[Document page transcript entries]
┄┄┄┄┄┄
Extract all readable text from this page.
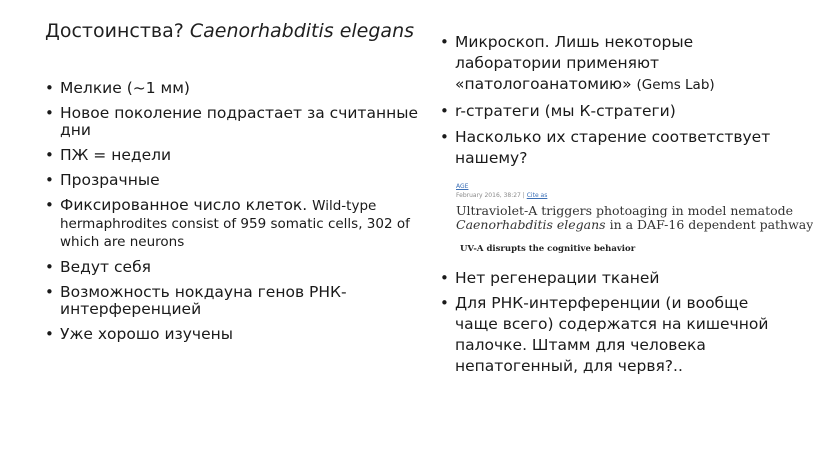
Достоинства? Caenorhabditis elegans
• Мелкие (~1 мм)
• Новое поколение подрастает за считанные дни
• ПЖ = недели
• Прозрачные
• Фиксированное число клеток. Wild-type hermaphrodites consist of 959 somatic cells, 302 of which are neurons
• Ведут себя
• Возможность нокдауна генов РНК-интерференцией
• Уже хорошо изучены
• Микроскоп. Лишь некоторые лаборатории применяют «патологоанатомию» (Gems Lab)
• r-стратеги (мы К-стратеги)
• Насколько их старение соответствует нашему?
AGE
February 2016, 38:27 | Cite as
Ultraviolet-A triggers photoaging in model nematode
Caenorhabditis elegans in a DAF-16 dependent pathway
UV-A disrupts the cognitive behavior
• Нет регенерации тканей
• Для РНК-интерференции (и вообще чаще всего) содержатся на кишечной палочке. Штамм для человека непатогенный, для червя?..
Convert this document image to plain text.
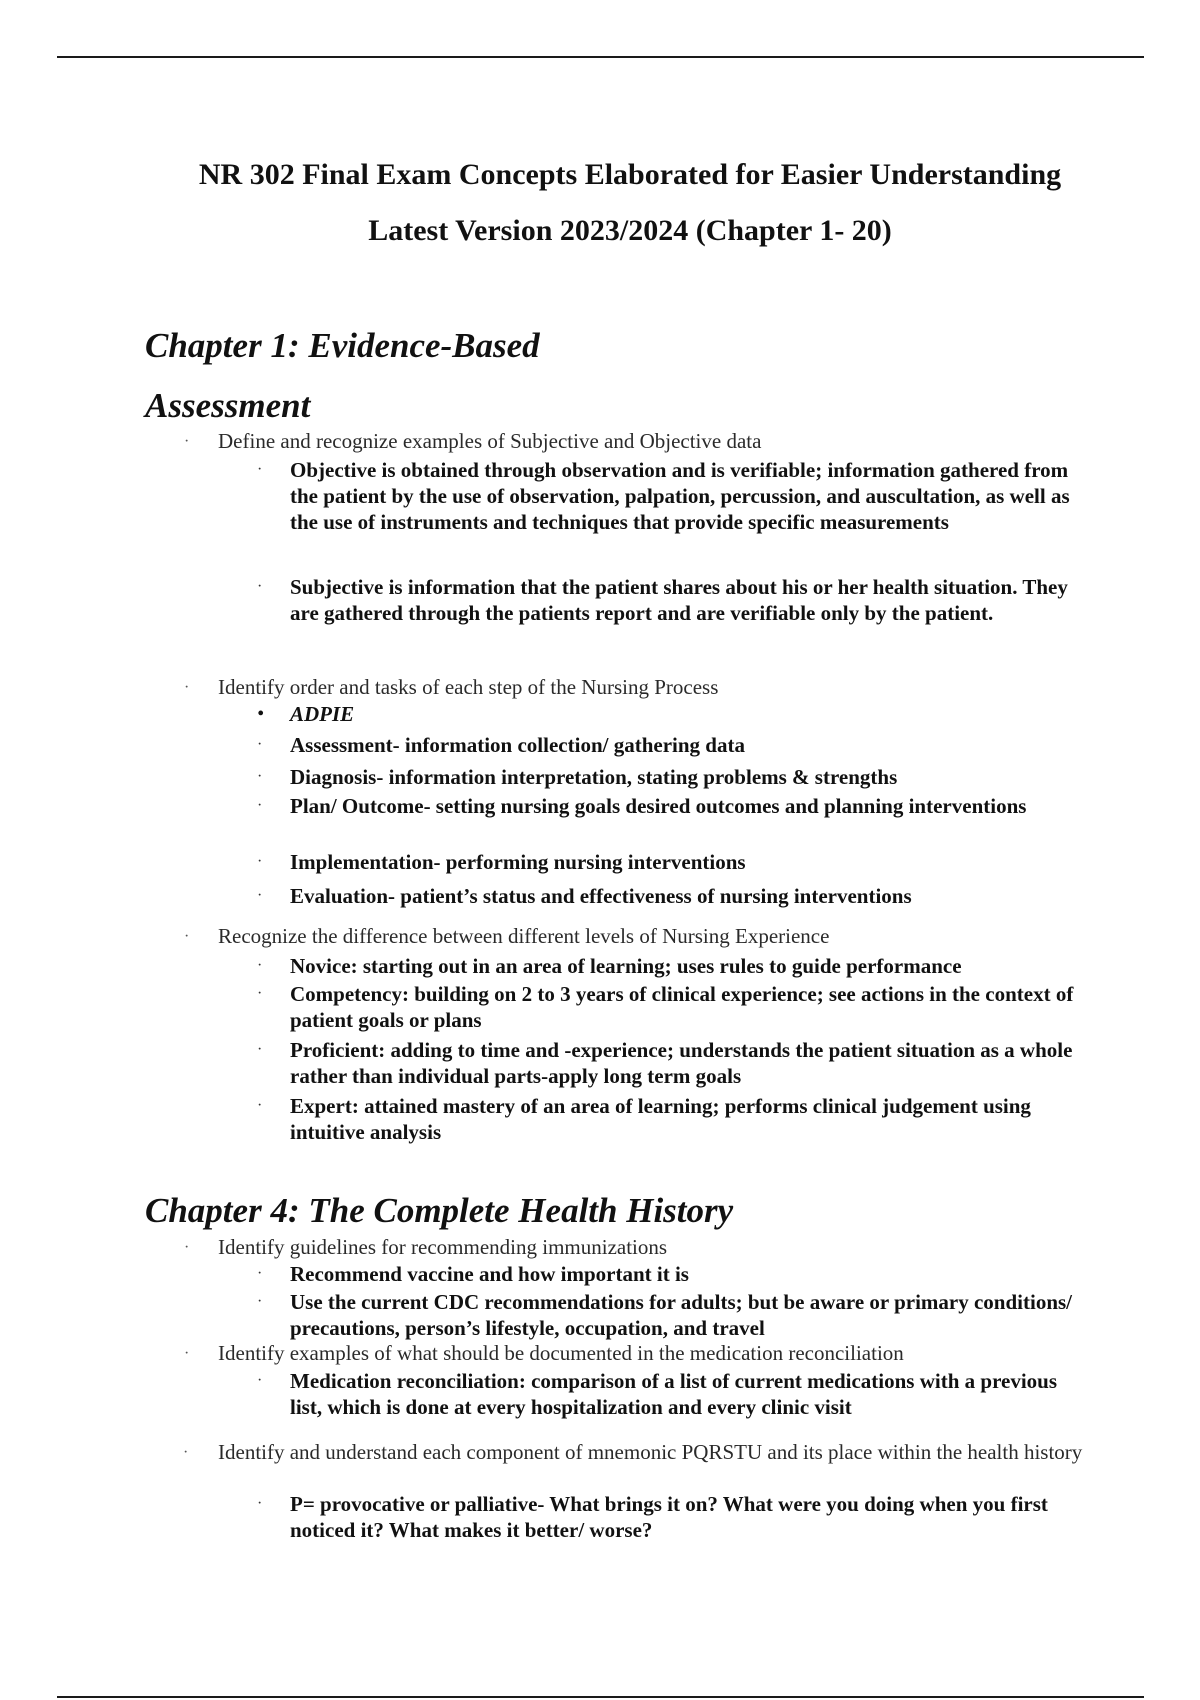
NR 302 Final Exam Concepts Elaborated for Easier Understanding
Latest Version 2023/2024 (Chapter 1- 20)
Chapter 1: Evidence-Based
Assessment
· Define and recognize examples of Subjective and Objective data
· Objective is obtained through observation and is verifiable; information gathered from the patient by the use of observation, palpation, percussion, and auscultation, as well as the use of instruments and techniques that provide specific measurements
· Subjective is information that the patient shares about his or her health situation. They are gathered through the patients report and are verifiable only by the patient.
· Identify order and tasks of each step of the Nursing Process
• ADPIE
· Assessment- information collection/ gathering data
· Diagnosis- information interpretation, stating problems & strengths
· Plan/ Outcome- setting nursing goals desired outcomes and planning interventions
· Implementation- performing nursing interventions
· Evaluation- patient’s status and effectiveness of nursing interventions
· Recognize the difference between different levels of Nursing Experience
· Novice: starting out in an area of learning; uses rules to guide performance
· Competency: building on 2 to 3 years of clinical experience; see actions in the context of patient goals or plans
· Proficient: adding to time and -experience; understands the patient situation as a whole rather than individual parts-apply long term goals
· Expert: attained mastery of an area of learning; performs clinical judgement using intuitive analysis
Chapter 4: The Complete Health History
· Identify guidelines for recommending immunizations
· Recommend vaccine and how important it is
· Use the current CDC recommendations for adults; but be aware or primary conditions/ precautions, person’s lifestyle, occupation, and travel
· Identify examples of what should be documented in the medication reconciliation
· Medication reconciliation: comparison of a list of current medications with a previous list, which is done at every hospitalization and every clinic visit
· Identify and understand each component of mnemonic PQRSTU and its place within the health history
· P= provocative or palliative- What brings it on? What were you doing when you first noticed it? What makes it better/ worse?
┄┄┄┄┄┄
> **About this task**
Pictures should be skipped, and the records retyped word for word.

> **Exercise output**
Extract all readable text from this page.
Достоинства? Caenorhabditis elegans
• Мелкие (~1 мм)
• Новое поколение подрастает за считанные дни
• ПЖ = недели
• Прозрачные
• Фиксированное число клеток. Wild-type hermaphrodites consist of 959 somatic cells, 302 of which are neurons
• Ведут себя
• Возможность нокдауна генов РНК-интерференцией
• Уже хорошо изучены
• Микроскоп. Лишь некоторые лаборатории применяют «патологоанатомию» (Gems Lab)
• r-стратеги (мы К-стратеги)
• Насколько их старение соответствует нашему?
AGE
February 2016, 38:27 | Cite as
Ultraviolet-A triggers photoaging in model nematode
Caenorhabditis elegans in a DAF-16 dependent pathway
UV-A disrupts the cognitive behavior
• Нет регенерации тканей
• Для РНК-интерференции (и вообще чаще всего) содержатся на кишечной палочке. Штамм для человека непатогенный, для червя?..
Convert this document image to plain text.
NR 302 Final Exam Concepts Elaborated for Easier Understanding
Latest Version 2023/2024 (Chapter 1- 20)
Chapter 1: Evidence-Based
Assessment
· Define and recognize examples of Subjective and Objective data
· Objective is obtained through observation and is verifiable; information gathered from the patient by the use of observation, palpation, percussion, and auscultation, as well as the use of instruments and techniques that provide specific measurements
· Subjective is information that the patient shares about his or her health situation. They are gathered through the patients report and are verifiable only by the patient.
· Identify order and tasks of each step of the Nursing Process
• ADPIE
· Assessment- information collection/ gathering data
· Diagnosis- information interpretation, stating problems & strengths
· Plan/ Outcome- setting nursing goals desired outcomes and planning interventions
· Implementation- performing nursing interventions
· Evaluation- patient’s status and effectiveness of nursing interventions
· Recognize the difference between different levels of Nursing Experience
· Novice: starting out in an area of learning; uses rules to guide performance
· Competency: building on 2 to 3 years of clinical experience; see actions in the context of patient goals or plans
· Proficient: adding to time and -experience; understands the patient situation as a whole rather than individual parts-apply long term goals
· Expert: attained mastery of an area of learning; performs clinical judgement using intuitive analysis
Chapter 4: The Complete Health History
· Identify guidelines for recommending immunizations
· Recommend vaccine and how important it is
· Use the current CDC recommendations for adults; but be aware or primary conditions/ precautions, person’s lifestyle, occupation, and travel
· Identify examples of what should be documented in the medication reconciliation
· Medication reconciliation: comparison of a list of current medications with a previous list, which is done at every hospitalization and every clinic visit
· Identify and understand each component of mnemonic PQRSTU and its place within the health history
· P= provocative or palliative- What brings it on? What were you doing when you first noticed it? What makes it better/ worse?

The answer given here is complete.